DIRECTIVE
Restate the complete material exactly.

LISTING
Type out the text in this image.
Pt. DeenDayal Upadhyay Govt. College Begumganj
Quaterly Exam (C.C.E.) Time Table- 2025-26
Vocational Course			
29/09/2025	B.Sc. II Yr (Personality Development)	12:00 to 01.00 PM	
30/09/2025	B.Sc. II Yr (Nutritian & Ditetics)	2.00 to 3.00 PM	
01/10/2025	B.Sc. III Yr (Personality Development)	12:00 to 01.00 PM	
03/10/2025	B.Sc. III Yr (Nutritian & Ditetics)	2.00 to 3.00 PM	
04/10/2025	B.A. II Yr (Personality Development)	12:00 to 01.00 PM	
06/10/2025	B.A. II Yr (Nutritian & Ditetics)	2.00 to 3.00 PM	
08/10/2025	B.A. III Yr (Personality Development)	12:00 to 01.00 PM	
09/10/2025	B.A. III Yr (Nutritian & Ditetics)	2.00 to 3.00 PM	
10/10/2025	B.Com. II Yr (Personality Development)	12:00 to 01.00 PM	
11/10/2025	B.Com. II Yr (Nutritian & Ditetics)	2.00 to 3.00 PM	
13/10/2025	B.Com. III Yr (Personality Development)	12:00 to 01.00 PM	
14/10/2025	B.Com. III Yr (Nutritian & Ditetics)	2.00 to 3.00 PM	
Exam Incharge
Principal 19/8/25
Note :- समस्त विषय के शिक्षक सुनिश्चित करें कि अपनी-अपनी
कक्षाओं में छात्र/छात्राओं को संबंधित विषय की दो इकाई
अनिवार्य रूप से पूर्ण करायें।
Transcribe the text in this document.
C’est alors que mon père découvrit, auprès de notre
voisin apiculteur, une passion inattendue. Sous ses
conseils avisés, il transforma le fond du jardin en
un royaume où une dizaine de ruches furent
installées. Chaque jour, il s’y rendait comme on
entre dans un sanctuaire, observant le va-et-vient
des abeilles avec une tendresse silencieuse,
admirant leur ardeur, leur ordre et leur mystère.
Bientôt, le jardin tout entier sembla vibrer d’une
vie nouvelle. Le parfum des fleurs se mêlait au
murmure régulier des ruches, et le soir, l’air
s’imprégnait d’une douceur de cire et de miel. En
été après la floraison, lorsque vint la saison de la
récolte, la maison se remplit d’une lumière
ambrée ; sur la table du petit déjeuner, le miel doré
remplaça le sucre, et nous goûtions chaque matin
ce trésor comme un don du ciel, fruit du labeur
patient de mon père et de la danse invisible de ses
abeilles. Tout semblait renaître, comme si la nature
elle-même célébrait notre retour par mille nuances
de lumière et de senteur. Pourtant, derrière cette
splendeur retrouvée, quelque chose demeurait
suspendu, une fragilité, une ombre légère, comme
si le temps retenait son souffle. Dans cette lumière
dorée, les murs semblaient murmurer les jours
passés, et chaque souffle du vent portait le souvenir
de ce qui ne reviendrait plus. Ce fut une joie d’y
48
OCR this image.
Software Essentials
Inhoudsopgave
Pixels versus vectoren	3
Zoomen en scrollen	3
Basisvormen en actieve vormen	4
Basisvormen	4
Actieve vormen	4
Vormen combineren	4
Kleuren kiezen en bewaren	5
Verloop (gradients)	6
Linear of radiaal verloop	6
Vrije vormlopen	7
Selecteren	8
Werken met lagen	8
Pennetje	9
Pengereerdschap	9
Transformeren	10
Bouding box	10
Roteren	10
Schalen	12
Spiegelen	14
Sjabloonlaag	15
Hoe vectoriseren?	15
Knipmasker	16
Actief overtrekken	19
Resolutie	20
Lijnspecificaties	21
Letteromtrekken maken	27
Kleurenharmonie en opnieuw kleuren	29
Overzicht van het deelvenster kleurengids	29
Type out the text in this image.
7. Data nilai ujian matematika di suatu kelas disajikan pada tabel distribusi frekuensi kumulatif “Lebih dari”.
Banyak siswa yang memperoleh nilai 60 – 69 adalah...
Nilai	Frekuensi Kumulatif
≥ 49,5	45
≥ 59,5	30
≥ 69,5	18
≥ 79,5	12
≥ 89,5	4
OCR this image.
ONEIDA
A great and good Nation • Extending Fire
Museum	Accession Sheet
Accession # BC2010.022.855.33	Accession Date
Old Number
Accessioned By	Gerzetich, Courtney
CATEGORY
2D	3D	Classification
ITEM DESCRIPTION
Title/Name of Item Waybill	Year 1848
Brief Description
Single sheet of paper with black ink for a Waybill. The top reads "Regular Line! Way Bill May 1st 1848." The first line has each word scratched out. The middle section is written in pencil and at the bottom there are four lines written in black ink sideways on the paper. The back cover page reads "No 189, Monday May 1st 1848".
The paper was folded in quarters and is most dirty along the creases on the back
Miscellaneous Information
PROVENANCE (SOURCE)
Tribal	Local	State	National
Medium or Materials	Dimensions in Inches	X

TASK ANSWER
Type out the text in this image.
Pt. DeenDayal Upadhyay Govt. College Begumganj
Quaterly Exam (C.C.E.) Time Table- 2025-26
Vocational Course			
29/09/2025	B.Sc. II Yr (Personality Development)	12:00 to 01.00 PM	
30/09/2025	B.Sc. II Yr (Nutritian & Ditetics)	2.00 to 3.00 PM	
01/10/2025	B.Sc. III Yr (Personality Development)	12:00 to 01.00 PM	
03/10/2025	B.Sc. III Yr (Nutritian & Ditetics)	2.00 to 3.00 PM	
04/10/2025	B.A. II Yr (Personality Development)	12:00 to 01.00 PM	
06/10/2025	B.A. II Yr (Nutritian & Ditetics)	2.00 to 3.00 PM	
08/10/2025	B.A. III Yr (Personality Development)	12:00 to 01.00 PM	
09/10/2025	B.A. III Yr (Nutritian & Ditetics)	2.00 to 3.00 PM	
10/10/2025	B.Com. II Yr (Personality Development)	12:00 to 01.00 PM	
11/10/2025	B.Com. II Yr (Nutritian & Ditetics)	2.00 to 3.00 PM	
13/10/2025	B.Com. III Yr (Personality Development)	12:00 to 01.00 PM	
14/10/2025	B.Com. III Yr (Nutritian & Ditetics)	2.00 to 3.00 PM	
Exam Incharge
Principal 19/8/25
Note :- समस्त विषय के शिक्षक सुनिश्चित करें कि अपनी-अपनी
कक्षाओं में छात्र/छात्राओं को संबंधित विषय की दो इकाई
अनिवार्य रूप से पूर्ण करायें।
Transcribe the text in this document.
C’est alors que mon père découvrit, auprès de notre
voisin apiculteur, une passion inattendue. Sous ses
conseils avisés, il transforma le fond du jardin en
un royaume où une dizaine de ruches furent
installées. Chaque jour, il s’y rendait comme on
entre dans un sanctuaire, observant le va-et-vient
des abeilles avec une tendresse silencieuse,
admirant leur ardeur, leur ordre et leur mystère.
Bientôt, le jardin tout entier sembla vibrer d’une
vie nouvelle. Le parfum des fleurs se mêlait au
murmure régulier des ruches, et le soir, l’air
s’imprégnait d’une douceur de cire et de miel. En
été après la floraison, lorsque vint la saison de la
récolte, la maison se remplit d’une lumière
ambrée ; sur la table du petit déjeuner, le miel doré
remplaça le sucre, et nous goûtions chaque matin
ce trésor comme un don du ciel, fruit du labeur
patient de mon père et de la danse invisible de ses
abeilles. Tout semblait renaître, comme si la nature
elle-même célébrait notre retour par mille nuances
de lumière et de senteur. Pourtant, derrière cette
splendeur retrouvée, quelque chose demeurait
suspendu, une fragilité, une ombre légère, comme
si le temps retenait son souffle. Dans cette lumière
dorée, les murs semblaient murmurer les jours
passés, et chaque souffle du vent portait le souvenir
de ce qui ne reviendrait plus. Ce fut une joie d’y
48
OCR this image.
Software Essentials
Inhoudsopgave
Pixels versus vectoren	3
Zoomen en scrollen	3
Basisvormen en actieve vormen	4
Basisvormen	4
Actieve vormen	4
Vormen combineren	4
Kleuren kiezen en bewaren	5
Verloop (gradients)	6
Linear of radiaal verloop	6
Vrije vormlopen	7
Selecteren	8
Werken met lagen	8
Pennetje	9
Pengereerdschap	9
Transformeren	10
Bouding box	10
Roteren	10
Schalen	12
Spiegelen	14
Sjabloonlaag	15
Hoe vectoriseren?	15
Knipmasker	16
Actief overtrekken	19
Resolutie	20
Lijnspecificaties	21
Letteromtrekken maken	27
Kleurenharmonie en opnieuw kleuren	29
Overzicht van het deelvenster kleurengids	29
Type out the text in this image.
7. Data nilai ujian matematika di suatu kelas disajikan pada tabel distribusi frekuensi kumulatif “Lebih dari”.
Banyak siswa yang memperoleh nilai 60 – 69 adalah...
Nilai	Frekuensi Kumulatif
≥ 49,5	45
≥ 59,5	30
≥ 69,5	18
≥ 79,5	12
≥ 89,5	4
OCR this image.
ONEIDA
A great and good Nation • Extending Fire
Museum	Accession Sheet
Accession # BC2010.022.855.33	Accession Date
Old Number
Accessioned By	Gerzetich, Courtney
CATEGORY
2D	3D	Classification
ITEM DESCRIPTION
Title/Name of Item Waybill	Year 1848
Brief Description
Single sheet of paper with black ink for a Waybill. The top reads "Regular Line! Way Bill May 1st 1848." The first line has each word scratched out. The middle section is written in pencil and at the bottom there are four lines written in black ink sideways on the paper. The back cover page reads "No 189, Monday May 1st 1848".
The paper was folded in quarters and is most dirty along the creases on the back
Miscellaneous Information
PROVENANCE (SOURCE)
Tribal	Local	State	National
Medium or Materials	Dimensions in Inches	X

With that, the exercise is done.